#### [Aim of the exercise]
Reproduce each of the following rows verbatim.

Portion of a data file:
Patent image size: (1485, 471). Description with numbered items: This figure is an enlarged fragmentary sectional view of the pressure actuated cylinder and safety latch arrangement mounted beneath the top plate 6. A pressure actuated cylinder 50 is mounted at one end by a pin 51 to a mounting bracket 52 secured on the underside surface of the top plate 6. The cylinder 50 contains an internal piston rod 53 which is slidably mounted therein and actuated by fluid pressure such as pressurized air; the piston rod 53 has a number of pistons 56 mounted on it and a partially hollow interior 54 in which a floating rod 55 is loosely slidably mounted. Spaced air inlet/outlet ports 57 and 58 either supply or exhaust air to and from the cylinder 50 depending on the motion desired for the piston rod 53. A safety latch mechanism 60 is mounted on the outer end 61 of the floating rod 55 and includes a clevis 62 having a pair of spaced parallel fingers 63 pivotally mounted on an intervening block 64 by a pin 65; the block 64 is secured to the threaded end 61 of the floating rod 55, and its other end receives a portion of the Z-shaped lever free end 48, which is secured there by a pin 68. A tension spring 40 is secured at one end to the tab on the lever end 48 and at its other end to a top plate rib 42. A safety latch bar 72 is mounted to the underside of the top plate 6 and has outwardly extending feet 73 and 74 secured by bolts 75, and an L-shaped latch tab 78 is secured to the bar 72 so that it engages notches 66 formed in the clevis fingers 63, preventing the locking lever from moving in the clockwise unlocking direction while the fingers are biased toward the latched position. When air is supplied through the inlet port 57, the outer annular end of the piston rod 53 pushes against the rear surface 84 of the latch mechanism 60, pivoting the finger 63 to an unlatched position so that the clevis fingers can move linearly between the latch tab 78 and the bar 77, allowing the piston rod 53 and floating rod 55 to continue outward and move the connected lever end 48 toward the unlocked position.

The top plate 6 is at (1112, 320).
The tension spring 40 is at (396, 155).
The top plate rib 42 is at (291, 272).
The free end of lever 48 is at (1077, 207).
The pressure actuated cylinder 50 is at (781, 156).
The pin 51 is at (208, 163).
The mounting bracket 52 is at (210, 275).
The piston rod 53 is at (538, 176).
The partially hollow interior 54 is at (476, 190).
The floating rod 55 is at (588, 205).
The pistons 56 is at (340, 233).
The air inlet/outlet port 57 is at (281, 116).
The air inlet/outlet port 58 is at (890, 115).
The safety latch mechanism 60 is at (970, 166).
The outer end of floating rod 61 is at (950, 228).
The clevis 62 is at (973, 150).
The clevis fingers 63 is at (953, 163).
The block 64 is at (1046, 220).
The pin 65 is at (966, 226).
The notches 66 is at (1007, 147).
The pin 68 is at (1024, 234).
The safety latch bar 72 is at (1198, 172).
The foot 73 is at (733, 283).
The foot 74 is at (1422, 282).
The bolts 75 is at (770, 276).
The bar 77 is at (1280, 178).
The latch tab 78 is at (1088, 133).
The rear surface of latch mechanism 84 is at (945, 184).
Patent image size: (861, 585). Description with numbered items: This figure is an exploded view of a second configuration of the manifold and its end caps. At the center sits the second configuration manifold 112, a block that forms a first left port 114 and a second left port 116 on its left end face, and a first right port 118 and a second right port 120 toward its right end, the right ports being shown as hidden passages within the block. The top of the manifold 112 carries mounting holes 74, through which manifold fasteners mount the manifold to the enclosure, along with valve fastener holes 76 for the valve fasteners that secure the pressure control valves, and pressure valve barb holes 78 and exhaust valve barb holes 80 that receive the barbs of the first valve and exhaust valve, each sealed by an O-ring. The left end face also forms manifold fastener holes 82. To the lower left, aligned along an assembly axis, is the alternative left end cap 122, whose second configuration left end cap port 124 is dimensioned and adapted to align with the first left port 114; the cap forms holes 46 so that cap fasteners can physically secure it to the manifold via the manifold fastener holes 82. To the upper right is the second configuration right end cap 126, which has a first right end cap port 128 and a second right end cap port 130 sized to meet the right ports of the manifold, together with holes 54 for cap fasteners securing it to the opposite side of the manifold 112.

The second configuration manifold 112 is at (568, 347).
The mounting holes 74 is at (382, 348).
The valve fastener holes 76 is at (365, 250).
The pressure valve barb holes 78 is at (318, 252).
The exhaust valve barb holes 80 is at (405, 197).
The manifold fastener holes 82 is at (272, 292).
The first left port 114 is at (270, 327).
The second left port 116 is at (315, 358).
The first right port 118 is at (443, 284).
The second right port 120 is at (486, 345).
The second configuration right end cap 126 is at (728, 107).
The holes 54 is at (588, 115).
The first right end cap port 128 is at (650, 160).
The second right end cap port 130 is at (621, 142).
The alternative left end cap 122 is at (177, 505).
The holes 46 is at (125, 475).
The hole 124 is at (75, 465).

#### [Solution to this problem]
Patent image size: (1485, 471). Description with numbered items: This figure is an enlarged fragmentary sectional view of the pressure actuated cylinder and safety latch arrangement mounted beneath the top plate 6. A pressure actuated cylinder 50 is mounted at one end by a pin 51 to a mounting bracket 52 secured on the underside surface of the top plate 6. The cylinder 50 contains an internal piston rod 53 which is slidably mounted therein and actuated by fluid pressure such as pressurized air; the piston rod 53 has a number of pistons 56 mounted on it and a partially hollow interior 54 in which a floating rod 55 is loosely slidably mounted. Spaced air inlet/outlet ports 57 and 58 either supply or exhaust air to and from the cylinder 50 depending on the motion desired for the piston rod 53. A safety latch mechanism 60 is mounted on the outer end 61 of the floating rod 55 and includes a clevis 62 having a pair of spaced parallel fingers 63 pivotally mounted on an intervening block 64 by a pin 65; the block 64 is secured to the threaded end 61 of the floating rod 55, and its other end receives a portion of the Z-shaped lever free end 48, which is secured there by a pin 68. A tension spring 40 is secured at one end to the tab on the lever end 48 and at its other end to a top plate rib 42. A safety latch bar 72 is mounted to the underside of the top plate 6 and has outwardly extending feet 73 and 74 secured by bolts 75, and an L-shaped latch tab 78 is secured to the bar 72 so that it engages notches 66 formed in the clevis fingers 63, preventing the locking lever from moving in the clockwise unlocking direction while the fingers are biased toward the latched position. When air is supplied through the inlet port 57, the outer annular end of the piston rod 53 pushes against the rear surface 84 of the latch mechanism 60, pivoting the finger 63 to an unlatched position so that the clevis fingers can move linearly between the latch tab 78 and the bar 77, allowing the piston rod 53 and floating rod 55 to continue outward and move the connected lever end 48 toward the unlocked position.

The top plate 6 is at (1112, 320).
The tension spring 40 is at (396, 155).
The top plate rib 42 is at (291, 272).
The free end of lever 48 is at (1077, 207).
The pressure actuated cylinder 50 is at (781, 156).
The pin 51 is at (208, 163).
The mounting bracket 52 is at (210, 275).
The piston rod 53 is at (538, 176).
The partially hollow interior 54 is at (476, 190).
The floating rod 55 is at (588, 205).
The pistons 56 is at (340, 233).
The air inlet/outlet port 57 is at (281, 116).
The air inlet/outlet port 58 is at (890, 115).
The safety latch mechanism 60 is at (970, 166).
The outer end of floating rod 61 is at (950, 228).
The clevis 62 is at (973, 150).
The clevis fingers 63 is at (953, 163).
The block 64 is at (1046, 220).
The pin 65 is at (966, 226).
The notches 66 is at (1007, 147).
The pin 68 is at (1024, 234).
The safety latch bar 72 is at (1198, 172).
The foot 73 is at (733, 283).
The foot 74 is at (1422, 282).
The bolts 75 is at (770, 276).
The bar 77 is at (1280, 178).
The latch tab 78 is at (1088, 133).
The rear surface of latch mechanism 84 is at (945, 184).
Patent image size: (861, 585). Description with numbered items: This figure is an exploded view of a second configuration of the manifold and its end caps. At the center sits the second configuration manifold 112, a block that forms a first left port 114 and a second left port 116 on its left end face, and a first right port 118 and a second right port 120 toward its right end, the right ports being shown as hidden passages within the block. The top of the manifold 112 carries mounting holes 74, through which manifold fasteners mount the manifold to the enclosure, along with valve fastener holes 76 for the valve fasteners that secure the pressure control valves, and pressure valve barb holes 78 and exhaust valve barb holes 80 that receive the barbs of the first valve and exhaust valve, each sealed by an O-ring. The left end face also forms manifold fastener holes 82. To the lower left, aligned along an assembly axis, is the alternative left end cap 122, whose second configuration left end cap port 124 is dimensioned and adapted to align with the first left port 114; the cap forms holes 46 so that cap fasteners can physically secure it to the manifold via the manifold fastener holes 82. To the upper right is the second configuration right end cap 126, which has a first right end cap port 128 and a second right end cap port 130 sized to meet the right ports of the manifold, together with holes 54 for cap fasteners securing it to the opposite side of the manifold 112.

The second configuration manifold 112 is at (568, 347).
The mounting holes 74 is at (382, 348).
The valve fastener holes 76 is at (365, 250).
The pressure valve barb holes 78 is at (318, 252).
The exhaust valve barb holes 80 is at (405, 197).
The manifold fastener holes 82 is at (272, 292).
The first left port 114 is at (270, 327).
The second left port 116 is at (315, 358).
The first right port 118 is at (443, 284).
The second right port 120 is at (486, 345).
The second configuration right end cap 126 is at (728, 107).
The holes 54 is at (588, 115).
The first right end cap port 128 is at (650, 160).
The second right end cap port 130 is at (621, 142).
The alternative left end cap 122 is at (177, 505).
The holes 46 is at (125, 475).
The hole 124 is at (75, 465).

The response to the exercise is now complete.